▶ **What is required**: Every line below should be repeated exactly.

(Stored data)
____

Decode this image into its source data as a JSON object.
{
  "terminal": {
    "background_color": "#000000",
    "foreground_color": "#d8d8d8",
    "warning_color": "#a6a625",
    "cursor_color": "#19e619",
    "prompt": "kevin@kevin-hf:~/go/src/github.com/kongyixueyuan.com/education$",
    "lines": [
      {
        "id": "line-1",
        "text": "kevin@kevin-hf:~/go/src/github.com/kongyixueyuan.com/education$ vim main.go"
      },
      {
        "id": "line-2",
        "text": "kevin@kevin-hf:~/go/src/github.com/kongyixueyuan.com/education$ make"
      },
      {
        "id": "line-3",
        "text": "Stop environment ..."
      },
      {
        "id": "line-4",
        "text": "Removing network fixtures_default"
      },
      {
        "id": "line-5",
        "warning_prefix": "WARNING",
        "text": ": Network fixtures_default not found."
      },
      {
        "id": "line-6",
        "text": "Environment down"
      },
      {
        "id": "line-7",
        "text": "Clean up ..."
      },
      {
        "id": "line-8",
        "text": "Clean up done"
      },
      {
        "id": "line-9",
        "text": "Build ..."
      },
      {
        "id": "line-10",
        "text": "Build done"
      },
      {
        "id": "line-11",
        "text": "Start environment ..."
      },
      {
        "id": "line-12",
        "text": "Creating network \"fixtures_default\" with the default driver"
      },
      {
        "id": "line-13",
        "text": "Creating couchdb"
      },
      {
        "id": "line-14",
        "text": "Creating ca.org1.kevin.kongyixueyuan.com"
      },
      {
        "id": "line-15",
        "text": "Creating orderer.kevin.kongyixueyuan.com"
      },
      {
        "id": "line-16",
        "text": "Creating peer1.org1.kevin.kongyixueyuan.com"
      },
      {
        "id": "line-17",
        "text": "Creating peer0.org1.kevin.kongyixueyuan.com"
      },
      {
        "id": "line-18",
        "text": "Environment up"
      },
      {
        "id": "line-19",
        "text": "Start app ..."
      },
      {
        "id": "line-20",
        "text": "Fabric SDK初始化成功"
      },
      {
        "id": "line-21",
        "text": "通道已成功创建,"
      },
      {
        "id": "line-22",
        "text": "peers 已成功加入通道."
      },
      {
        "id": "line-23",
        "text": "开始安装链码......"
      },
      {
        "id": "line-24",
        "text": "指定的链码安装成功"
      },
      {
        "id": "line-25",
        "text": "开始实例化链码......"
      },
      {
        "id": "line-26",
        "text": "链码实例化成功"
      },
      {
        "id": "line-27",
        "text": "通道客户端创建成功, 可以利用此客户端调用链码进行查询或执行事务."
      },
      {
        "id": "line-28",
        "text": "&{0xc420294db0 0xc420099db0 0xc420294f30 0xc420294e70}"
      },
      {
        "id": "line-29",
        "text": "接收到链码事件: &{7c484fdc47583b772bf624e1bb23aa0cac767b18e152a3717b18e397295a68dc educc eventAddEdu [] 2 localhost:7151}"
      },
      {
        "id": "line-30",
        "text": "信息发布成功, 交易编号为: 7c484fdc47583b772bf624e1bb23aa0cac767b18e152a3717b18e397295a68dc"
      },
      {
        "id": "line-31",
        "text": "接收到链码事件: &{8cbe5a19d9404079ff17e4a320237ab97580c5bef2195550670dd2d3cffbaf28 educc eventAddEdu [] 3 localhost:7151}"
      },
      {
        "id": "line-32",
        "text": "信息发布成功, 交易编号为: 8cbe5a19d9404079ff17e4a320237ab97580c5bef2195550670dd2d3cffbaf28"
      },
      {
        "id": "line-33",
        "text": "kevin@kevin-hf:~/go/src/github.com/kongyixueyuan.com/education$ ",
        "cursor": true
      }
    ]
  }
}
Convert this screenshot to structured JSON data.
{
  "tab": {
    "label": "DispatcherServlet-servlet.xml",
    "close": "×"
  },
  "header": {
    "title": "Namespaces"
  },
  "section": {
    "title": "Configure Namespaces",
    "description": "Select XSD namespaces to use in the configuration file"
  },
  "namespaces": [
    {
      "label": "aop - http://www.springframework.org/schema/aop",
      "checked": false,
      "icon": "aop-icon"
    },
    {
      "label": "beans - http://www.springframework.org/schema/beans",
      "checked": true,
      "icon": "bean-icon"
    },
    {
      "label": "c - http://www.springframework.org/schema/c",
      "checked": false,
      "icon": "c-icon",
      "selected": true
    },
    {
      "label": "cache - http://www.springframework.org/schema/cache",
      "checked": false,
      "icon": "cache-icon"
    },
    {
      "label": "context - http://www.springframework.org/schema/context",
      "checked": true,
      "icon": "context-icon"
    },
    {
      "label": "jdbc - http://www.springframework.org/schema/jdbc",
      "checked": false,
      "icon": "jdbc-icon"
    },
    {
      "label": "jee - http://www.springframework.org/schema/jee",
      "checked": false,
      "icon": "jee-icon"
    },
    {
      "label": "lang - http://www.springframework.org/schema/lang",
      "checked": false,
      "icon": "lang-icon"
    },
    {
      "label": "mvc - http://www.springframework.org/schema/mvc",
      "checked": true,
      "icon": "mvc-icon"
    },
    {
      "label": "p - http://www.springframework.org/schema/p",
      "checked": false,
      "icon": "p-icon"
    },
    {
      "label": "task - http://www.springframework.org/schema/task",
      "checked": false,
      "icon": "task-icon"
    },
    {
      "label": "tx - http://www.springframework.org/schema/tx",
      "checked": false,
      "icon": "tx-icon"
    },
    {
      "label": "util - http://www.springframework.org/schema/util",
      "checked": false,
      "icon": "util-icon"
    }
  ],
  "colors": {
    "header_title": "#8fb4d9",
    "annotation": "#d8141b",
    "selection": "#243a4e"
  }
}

____

▶ **Solution for this exercise**:
Decode this image into its source data as a JSON object.
{
  "terminal": {
    "background_color": "#000000",
    "foreground_color": "#d8d8d8",
    "warning_color": "#a6a625",
    "cursor_color": "#19e619",
    "prompt": "kevin@kevin-hf:~/go/src/github.com/kongyixueyuan.com/education$",
    "lines": [
      {
        "id": "line-1",
        "text": "kevin@kevin-hf:~/go/src/github.com/kongyixueyuan.com/education$ vim main.go"
      },
      {
        "id": "line-2",
        "text": "kevin@kevin-hf:~/go/src/github.com/kongyixueyuan.com/education$ make"
      },
      {
        "id": "line-3",
        "text": "Stop environment ..."
      },
      {
        "id": "line-4",
        "text": "Removing network fixtures_default"
      },
      {
        "id": "line-5",
        "warning_prefix": "WARNING",
        "text": ": Network fixtures_default not found."
      },
      {
        "id": "line-6",
        "text": "Environment down"
      },
      {
        "id": "line-7",
        "text": "Clean up ..."
      },
      {
        "id": "line-8",
        "text": "Clean up done"
      },
      {
        "id": "line-9",
        "text": "Build ..."
      },
      {
        "id": "line-10",
        "text": "Build done"
      },
      {
        "id": "line-11",
        "text": "Start environment ..."
      },
      {
        "id": "line-12",
        "text": "Creating network \"fixtures_default\" with the default driver"
      },
      {
        "id": "line-13",
        "text": "Creating couchdb"
      },
      {
        "id": "line-14",
        "text": "Creating ca.org1.kevin.kongyixueyuan.com"
      },
      {
        "id": "line-15",
        "text": "Creating orderer.kevin.kongyixueyuan.com"
      },
      {
        "id": "line-16",
        "text": "Creating peer1.org1.kevin.kongyixueyuan.com"
      },
      {
        "id": "line-17",
        "text": "Creating peer0.org1.kevin.kongyixueyuan.com"
      },
      {
        "id": "line-18",
        "text": "Environment up"
      },
      {
        "id": "line-19",
        "text": "Start app ..."
      },
      {
        "id": "line-20",
        "text": "Fabric SDK初始化成功"
      },
      {
        "id": "line-21",
        "text": "通道已成功创建,"
      },
      {
        "id": "line-22",
        "text": "peers 已成功加入通道."
      },
      {
        "id": "line-23",
        "text": "开始安装链码......"
      },
      {
        "id": "line-24",
        "text": "指定的链码安装成功"
      },
      {
        "id": "line-25",
        "text": "开始实例化链码......"
      },
      {
        "id": "line-26",
        "text": "链码实例化成功"
      },
      {
        "id": "line-27",
        "text": "通道客户端创建成功, 可以利用此客户端调用链码进行查询或执行事务."
      },
      {
        "id": "line-28",
        "text": "&{0xc420294db0 0xc420099db0 0xc420294f30 0xc420294e70}"
      },
      {
        "id": "line-29",
        "text": "接收到链码事件: &{7c484fdc47583b772bf624e1bb23aa0cac767b18e152a3717b18e397295a68dc educc eventAddEdu [] 2 localhost:7151}"
      },
      {
        "id": "line-30",
        "text": "信息发布成功, 交易编号为: 7c484fdc47583b772bf624e1bb23aa0cac767b18e152a3717b18e397295a68dc"
      },
      {
        "id": "line-31",
        "text": "接收到链码事件: &{8cbe5a19d9404079ff17e4a320237ab97580c5bef2195550670dd2d3cffbaf28 educc eventAddEdu [] 3 localhost:7151}"
      },
      {
        "id": "line-32",
        "text": "信息发布成功, 交易编号为: 8cbe5a19d9404079ff17e4a320237ab97580c5bef2195550670dd2d3cffbaf28"
      },
      {
        "id": "line-33",
        "text": "kevin@kevin-hf:~/go/src/github.com/kongyixueyuan.com/education$ ",
        "cursor": true
      }
    ]
  }
}
Convert this screenshot to structured JSON data.
{
  "tab": {
    "label": "DispatcherServlet-servlet.xml",
    "close": "×"
  },
  "header": {
    "title": "Namespaces"
  },
  "section": {
    "title": "Configure Namespaces",
    "description": "Select XSD namespaces to use in the configuration file"
  },
  "namespaces": [
    {
      "label": "aop - http://www.springframework.org/schema/aop",
      "checked": false,
      "icon": "aop-icon"
    },
    {
      "label": "beans - http://www.springframework.org/schema/beans",
      "checked": true,
      "icon": "bean-icon"
    },
    {
      "label": "c - http://www.springframework.org/schema/c",
      "checked": false,
      "icon": "c-icon",
      "selected": true
    },
    {
      "label": "cache - http://www.springframework.org/schema/cache",
      "checked": false,
      "icon": "cache-icon"
    },
    {
      "label": "context - http://www.springframework.org/schema/context",
      "checked": true,
      "icon": "context-icon"
    },
    {
      "label": "jdbc - http://www.springframework.org/schema/jdbc",
      "checked": false,
      "icon": "jdbc-icon"
    },
    {
      "label": "jee - http://www.springframework.org/schema/jee",
      "checked": false,
      "icon": "jee-icon"
    },
    {
      "label": "lang - http://www.springframework.org/schema/lang",
      "checked": false,
      "icon": "lang-icon"
    },
    {
      "label": "mvc - http://www.springframework.org/schema/mvc",
      "checked": true,
      "icon": "mvc-icon"
    },
    {
      "label": "p - http://www.springframework.org/schema/p",
      "checked": false,
      "icon": "p-icon"
    },
    {
      "label": "task - http://www.springframework.org/schema/task",
      "checked": false,
      "icon": "task-icon"
    },
    {
      "label": "tx - http://www.springframework.org/schema/tx",
      "checked": false,
      "icon": "tx-icon"
    },
    {
      "label": "util - http://www.springframework.org/schema/util",
      "checked": false,
      "icon": "util-icon"
    }
  ],
  "colors": {
    "header_title": "#8fb4d9",
    "annotation": "#d8141b",
    "selection": "#243a4e"
  }
}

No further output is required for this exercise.